= Exercise material =
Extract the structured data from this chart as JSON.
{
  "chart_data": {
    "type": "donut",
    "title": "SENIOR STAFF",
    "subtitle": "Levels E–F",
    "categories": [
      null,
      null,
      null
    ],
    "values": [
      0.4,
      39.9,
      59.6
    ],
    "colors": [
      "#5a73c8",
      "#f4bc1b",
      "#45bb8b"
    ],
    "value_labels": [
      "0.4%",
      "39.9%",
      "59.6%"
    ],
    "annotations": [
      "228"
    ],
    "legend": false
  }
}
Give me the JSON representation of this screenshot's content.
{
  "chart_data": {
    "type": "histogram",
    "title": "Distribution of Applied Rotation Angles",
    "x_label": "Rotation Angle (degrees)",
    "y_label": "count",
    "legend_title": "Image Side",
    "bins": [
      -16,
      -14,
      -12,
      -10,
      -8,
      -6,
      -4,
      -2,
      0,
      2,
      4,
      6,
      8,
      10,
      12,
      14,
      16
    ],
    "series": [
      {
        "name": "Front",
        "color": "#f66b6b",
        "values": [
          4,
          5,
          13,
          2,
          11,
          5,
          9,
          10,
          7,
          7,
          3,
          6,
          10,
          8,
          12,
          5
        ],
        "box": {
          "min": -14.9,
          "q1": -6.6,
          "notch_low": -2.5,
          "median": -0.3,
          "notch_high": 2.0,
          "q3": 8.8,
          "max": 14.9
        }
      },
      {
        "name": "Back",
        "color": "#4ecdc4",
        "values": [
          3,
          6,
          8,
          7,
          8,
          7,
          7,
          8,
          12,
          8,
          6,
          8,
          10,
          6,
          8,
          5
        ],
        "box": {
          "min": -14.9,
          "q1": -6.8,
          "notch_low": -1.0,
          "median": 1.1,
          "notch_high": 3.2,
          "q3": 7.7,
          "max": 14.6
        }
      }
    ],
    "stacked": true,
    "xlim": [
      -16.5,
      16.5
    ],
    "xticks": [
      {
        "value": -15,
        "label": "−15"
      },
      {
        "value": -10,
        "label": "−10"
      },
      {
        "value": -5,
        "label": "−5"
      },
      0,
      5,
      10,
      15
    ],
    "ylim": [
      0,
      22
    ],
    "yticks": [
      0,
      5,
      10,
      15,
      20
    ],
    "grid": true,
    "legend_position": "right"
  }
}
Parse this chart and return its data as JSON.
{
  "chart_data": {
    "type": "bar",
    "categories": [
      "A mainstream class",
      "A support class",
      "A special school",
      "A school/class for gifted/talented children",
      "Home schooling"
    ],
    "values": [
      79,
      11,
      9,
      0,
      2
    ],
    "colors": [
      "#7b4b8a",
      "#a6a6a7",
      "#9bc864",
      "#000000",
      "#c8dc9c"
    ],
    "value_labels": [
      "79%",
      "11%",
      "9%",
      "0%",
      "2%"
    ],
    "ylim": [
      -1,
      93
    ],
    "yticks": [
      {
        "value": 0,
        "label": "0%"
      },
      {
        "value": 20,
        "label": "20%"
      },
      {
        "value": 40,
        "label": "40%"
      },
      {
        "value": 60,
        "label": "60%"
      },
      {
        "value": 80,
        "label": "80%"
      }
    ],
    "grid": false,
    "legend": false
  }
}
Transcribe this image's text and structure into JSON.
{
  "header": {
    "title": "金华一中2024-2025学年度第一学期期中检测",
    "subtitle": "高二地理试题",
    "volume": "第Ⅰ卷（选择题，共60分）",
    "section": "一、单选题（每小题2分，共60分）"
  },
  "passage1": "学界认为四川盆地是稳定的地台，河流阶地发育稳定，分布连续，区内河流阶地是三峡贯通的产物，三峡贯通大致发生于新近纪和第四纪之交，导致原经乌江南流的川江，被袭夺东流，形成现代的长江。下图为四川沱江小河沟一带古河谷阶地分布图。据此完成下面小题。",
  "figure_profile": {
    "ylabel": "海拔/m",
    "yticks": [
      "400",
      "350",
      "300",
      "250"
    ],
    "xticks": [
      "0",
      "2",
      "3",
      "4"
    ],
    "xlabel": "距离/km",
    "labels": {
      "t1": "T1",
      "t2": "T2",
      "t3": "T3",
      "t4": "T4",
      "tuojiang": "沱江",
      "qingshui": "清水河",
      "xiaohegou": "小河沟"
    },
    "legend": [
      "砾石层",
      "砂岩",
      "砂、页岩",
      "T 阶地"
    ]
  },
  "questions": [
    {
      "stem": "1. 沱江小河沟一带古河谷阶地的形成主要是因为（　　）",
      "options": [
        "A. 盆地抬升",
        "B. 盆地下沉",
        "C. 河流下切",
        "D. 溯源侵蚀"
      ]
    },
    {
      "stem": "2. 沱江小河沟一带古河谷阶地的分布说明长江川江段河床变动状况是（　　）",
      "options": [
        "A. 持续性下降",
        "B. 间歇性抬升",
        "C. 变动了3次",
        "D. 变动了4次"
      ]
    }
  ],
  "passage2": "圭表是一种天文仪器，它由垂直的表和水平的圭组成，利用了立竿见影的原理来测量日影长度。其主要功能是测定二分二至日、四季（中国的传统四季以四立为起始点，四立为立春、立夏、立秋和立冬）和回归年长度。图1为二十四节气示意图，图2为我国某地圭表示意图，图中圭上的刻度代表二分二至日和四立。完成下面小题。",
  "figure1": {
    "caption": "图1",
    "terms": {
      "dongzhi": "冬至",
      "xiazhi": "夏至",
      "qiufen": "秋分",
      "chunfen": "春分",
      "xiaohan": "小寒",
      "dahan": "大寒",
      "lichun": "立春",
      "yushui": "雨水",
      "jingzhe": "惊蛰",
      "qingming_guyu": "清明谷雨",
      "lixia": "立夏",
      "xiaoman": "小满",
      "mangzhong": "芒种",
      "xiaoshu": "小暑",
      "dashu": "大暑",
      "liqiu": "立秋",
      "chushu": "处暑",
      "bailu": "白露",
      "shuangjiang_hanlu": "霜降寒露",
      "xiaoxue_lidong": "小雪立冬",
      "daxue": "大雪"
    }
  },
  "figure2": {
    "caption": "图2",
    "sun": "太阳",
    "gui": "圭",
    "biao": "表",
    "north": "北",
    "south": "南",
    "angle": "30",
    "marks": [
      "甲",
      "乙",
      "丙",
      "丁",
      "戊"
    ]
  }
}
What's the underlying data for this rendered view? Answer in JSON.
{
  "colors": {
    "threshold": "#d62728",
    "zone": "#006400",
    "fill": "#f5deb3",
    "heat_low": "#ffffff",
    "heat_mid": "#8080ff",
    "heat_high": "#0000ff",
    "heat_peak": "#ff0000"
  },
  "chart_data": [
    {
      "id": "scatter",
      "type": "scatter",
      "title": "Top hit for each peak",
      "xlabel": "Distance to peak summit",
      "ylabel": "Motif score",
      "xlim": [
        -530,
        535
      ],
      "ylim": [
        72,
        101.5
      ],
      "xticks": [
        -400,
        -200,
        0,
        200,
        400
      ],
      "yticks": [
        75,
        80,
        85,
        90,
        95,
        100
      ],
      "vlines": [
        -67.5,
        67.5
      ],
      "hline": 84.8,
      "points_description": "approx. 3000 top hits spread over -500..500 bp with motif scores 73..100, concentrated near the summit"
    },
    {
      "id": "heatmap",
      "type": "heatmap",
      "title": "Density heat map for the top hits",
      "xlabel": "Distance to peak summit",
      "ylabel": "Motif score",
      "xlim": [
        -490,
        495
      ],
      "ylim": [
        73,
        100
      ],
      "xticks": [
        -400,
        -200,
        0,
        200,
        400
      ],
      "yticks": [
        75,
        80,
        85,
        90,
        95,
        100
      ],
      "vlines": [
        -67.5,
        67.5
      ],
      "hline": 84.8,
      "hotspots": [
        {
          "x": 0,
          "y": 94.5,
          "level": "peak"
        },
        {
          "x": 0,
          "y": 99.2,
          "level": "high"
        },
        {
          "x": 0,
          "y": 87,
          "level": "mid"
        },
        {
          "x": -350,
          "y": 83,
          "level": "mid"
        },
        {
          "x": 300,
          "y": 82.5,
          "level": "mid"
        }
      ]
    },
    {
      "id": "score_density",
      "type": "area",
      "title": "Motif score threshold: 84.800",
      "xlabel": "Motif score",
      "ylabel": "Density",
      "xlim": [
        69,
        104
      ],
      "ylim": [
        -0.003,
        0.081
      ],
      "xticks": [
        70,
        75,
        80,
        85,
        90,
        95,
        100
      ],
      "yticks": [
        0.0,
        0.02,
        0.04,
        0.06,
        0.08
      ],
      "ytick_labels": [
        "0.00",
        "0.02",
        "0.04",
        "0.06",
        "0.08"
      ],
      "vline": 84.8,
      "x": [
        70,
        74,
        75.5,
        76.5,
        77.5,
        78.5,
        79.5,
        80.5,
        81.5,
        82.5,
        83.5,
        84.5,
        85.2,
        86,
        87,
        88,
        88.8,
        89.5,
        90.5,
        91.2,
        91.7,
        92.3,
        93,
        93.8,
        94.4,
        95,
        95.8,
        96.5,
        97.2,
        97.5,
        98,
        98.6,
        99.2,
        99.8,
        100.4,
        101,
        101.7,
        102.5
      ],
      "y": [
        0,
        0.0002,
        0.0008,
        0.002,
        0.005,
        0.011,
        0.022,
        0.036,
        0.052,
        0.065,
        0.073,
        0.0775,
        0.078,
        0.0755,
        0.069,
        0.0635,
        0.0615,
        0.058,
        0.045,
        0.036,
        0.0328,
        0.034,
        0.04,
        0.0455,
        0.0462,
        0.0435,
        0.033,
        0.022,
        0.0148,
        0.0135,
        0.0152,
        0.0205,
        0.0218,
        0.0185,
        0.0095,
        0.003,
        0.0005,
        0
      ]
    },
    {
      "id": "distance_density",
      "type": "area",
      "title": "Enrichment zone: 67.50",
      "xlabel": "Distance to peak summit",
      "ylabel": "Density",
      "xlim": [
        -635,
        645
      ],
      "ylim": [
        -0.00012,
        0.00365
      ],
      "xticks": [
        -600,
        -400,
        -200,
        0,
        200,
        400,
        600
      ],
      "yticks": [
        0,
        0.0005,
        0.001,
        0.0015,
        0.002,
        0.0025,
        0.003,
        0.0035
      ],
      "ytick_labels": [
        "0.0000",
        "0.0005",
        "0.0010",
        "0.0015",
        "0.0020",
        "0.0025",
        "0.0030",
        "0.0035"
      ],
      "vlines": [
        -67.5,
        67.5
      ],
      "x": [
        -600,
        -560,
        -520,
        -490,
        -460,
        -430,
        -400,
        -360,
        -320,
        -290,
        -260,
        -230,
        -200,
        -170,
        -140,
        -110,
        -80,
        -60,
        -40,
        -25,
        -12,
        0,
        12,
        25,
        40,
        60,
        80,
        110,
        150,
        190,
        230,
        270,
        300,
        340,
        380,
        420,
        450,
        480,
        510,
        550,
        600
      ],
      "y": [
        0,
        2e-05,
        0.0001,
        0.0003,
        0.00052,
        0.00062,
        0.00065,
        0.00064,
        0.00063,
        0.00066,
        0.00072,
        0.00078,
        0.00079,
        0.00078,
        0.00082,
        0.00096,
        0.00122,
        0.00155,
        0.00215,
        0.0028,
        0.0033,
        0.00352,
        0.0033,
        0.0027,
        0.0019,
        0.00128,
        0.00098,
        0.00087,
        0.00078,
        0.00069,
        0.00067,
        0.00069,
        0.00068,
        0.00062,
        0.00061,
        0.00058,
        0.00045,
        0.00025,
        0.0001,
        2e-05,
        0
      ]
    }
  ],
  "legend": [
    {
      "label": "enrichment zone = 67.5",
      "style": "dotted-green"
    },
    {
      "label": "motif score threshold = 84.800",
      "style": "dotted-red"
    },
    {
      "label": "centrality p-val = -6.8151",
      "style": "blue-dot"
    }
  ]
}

= What is required =
The word "dotted" may appear on some lines of these records; state how many such lines there are, and nothing else.

= Answer in full =
2